>> start SUPPLIED INFORMATION
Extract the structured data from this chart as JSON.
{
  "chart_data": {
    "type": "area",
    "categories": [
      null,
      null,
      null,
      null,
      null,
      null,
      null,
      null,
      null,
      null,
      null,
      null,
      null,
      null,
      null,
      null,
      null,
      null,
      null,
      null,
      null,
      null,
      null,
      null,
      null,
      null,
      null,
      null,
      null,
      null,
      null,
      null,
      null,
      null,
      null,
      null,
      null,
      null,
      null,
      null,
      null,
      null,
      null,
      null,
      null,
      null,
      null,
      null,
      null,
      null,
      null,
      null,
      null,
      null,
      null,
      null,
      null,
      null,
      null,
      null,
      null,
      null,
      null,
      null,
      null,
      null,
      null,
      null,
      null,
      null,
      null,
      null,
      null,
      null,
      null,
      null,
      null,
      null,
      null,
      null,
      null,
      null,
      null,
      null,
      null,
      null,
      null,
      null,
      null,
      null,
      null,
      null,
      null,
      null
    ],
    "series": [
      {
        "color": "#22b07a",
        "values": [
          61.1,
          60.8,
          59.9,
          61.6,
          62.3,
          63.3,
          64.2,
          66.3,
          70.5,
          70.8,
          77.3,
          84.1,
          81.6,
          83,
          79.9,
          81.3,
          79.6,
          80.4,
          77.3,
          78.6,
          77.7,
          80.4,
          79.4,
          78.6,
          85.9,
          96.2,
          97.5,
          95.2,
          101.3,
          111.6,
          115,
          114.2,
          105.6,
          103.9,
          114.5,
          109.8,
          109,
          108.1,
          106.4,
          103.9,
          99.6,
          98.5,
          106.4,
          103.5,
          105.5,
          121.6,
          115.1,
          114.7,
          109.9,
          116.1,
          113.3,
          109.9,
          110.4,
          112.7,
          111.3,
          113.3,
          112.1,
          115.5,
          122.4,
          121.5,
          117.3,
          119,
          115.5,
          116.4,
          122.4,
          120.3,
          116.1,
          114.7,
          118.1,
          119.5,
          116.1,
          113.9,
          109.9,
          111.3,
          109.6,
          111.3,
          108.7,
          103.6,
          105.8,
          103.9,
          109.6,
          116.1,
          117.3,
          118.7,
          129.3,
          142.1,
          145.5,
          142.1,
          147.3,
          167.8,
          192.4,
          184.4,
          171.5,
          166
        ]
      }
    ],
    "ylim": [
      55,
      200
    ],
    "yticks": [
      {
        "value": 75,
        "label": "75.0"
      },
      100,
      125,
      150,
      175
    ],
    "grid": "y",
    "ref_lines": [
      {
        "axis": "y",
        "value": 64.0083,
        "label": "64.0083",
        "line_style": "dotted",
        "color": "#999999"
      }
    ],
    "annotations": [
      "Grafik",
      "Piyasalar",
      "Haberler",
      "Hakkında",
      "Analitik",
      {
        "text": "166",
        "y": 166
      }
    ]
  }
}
>> end SUPPLIED INFORMATION
EXERCISE PROMPT: Print the records above exactly as they appear.

SOLUTION:
Extract the structured data from this chart as JSON.
{
  "chart_data": {
    "type": "area",
    "categories": [
      null,
      null,
      null,
      null,
      null,
      null,
      null,
      null,
      null,
      null,
      null,
      null,
      null,
      null,
      null,
      null,
      null,
      null,
      null,
      null,
      null,
      null,
      null,
      null,
      null,
      null,
      null,
      null,
      null,
      null,
      null,
      null,
      null,
      null,
      null,
      null,
      null,
      null,
      null,
      null,
      null,
      null,
      null,
      null,
      null,
      null,
      null,
      null,
      null,
      null,
      null,
      null,
      null,
      null,
      null,
      null,
      null,
      null,
      null,
      null,
      null,
      null,
      null,
      null,
      null,
      null,
      null,
      null,
      null,
      null,
      null,
      null,
      null,
      null,
      null,
      null,
      null,
      null,
      null,
      null,
      null,
      null,
      null,
      null,
      null,
      null,
      null,
      null,
      null,
      null,
      null,
      null,
      null,
      null
    ],
    "series": [
      {
        "color": "#22b07a",
        "values": [
          61.1,
          60.8,
          59.9,
          61.6,
          62.3,
          63.3,
          64.2,
          66.3,
          70.5,
          70.8,
          77.3,
          84.1,
          81.6,
          83,
          79.9,
          81.3,
          79.6,
          80.4,
          77.3,
          78.6,
          77.7,
          80.4,
          79.4,
          78.6,
          85.9,
          96.2,
          97.5,
          95.2,
          101.3,
          111.6,
          115,
          114.2,
          105.6,
          103.9,
          114.5,
          109.8,
          109,
          108.1,
          106.4,
          103.9,
          99.6,
          98.5,
          106.4,
          103.5,
          105.5,
          121.6,
          115.1,
          114.7,
          109.9,
          116.1,
          113.3,
          109.9,
          110.4,
          112.7,
          111.3,
          113.3,
          112.1,
          115.5,
          122.4,
          121.5,
          117.3,
          119,
          115.5,
          116.4,
          122.4,
          120.3,
          116.1,
          114.7,
          118.1,
          119.5,
          116.1,
          113.9,
          109.9,
          111.3,
          109.6,
          111.3,
          108.7,
          103.6,
          105.8,
          103.9,
          109.6,
          116.1,
          117.3,
          118.7,
          129.3,
          142.1,
          145.5,
          142.1,
          147.3,
          167.8,
          192.4,
          184.4,
          171.5,
          166
        ]
      }
    ],
    "ylim": [
      55,
      200
    ],
    "yticks": [
      {
        "value": 75,
        "label": "75.0"
      },
      100,
      125,
      150,
      175
    ],
    "grid": "y",
    "ref_lines": [
      {
        "axis": "y",
        "value": 64.0083,
        "label": "64.0083",
        "line_style": "dotted",
        "color": "#999999"
      }
    ],
    "annotations": [
      "Grafik",
      "Piyasalar",
      "Haberler",
      "Hakkında",
      "Analitik",
      {
        "text": "166",
        "y": 166
      }
    ]
  }
}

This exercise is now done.